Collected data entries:
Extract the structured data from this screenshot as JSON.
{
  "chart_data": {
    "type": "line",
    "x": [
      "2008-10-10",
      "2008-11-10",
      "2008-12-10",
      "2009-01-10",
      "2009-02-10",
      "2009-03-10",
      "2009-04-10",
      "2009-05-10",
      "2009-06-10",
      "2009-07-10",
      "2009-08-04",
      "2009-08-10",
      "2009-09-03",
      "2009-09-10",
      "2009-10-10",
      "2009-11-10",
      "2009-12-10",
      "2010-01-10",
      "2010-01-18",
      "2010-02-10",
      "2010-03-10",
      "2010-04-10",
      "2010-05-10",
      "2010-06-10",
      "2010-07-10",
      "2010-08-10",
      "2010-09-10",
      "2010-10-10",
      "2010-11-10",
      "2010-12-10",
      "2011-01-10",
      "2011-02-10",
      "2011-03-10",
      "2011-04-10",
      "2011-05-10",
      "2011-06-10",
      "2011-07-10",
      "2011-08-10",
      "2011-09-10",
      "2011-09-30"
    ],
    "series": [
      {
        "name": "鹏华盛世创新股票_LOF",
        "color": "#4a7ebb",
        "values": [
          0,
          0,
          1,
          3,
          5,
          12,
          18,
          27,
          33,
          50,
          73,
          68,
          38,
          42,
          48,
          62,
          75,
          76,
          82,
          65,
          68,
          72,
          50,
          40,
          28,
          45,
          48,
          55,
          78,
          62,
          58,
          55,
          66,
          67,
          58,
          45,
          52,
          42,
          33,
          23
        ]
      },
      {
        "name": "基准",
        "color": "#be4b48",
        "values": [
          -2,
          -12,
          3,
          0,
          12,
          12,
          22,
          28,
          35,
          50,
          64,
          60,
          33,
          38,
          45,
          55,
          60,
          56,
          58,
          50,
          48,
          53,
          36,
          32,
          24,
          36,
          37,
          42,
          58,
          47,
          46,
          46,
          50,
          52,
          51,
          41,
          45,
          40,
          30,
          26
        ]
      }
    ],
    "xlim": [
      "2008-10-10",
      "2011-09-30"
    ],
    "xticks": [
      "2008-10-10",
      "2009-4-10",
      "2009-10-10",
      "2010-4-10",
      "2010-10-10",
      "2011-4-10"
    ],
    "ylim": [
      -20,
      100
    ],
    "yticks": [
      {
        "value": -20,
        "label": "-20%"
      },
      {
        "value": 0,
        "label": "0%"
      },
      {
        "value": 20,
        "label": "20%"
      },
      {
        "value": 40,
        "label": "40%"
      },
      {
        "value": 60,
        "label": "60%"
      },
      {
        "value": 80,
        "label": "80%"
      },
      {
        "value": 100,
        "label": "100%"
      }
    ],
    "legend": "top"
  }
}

Problem to work on
Pull every line containing "label" out of the records.

Exercise output
        "label": "-20%"
        "label": "0%"
        "label": "20%"
        "label": "40%"
        "label": "60%"
        "label": "80%"
        "label": "100%"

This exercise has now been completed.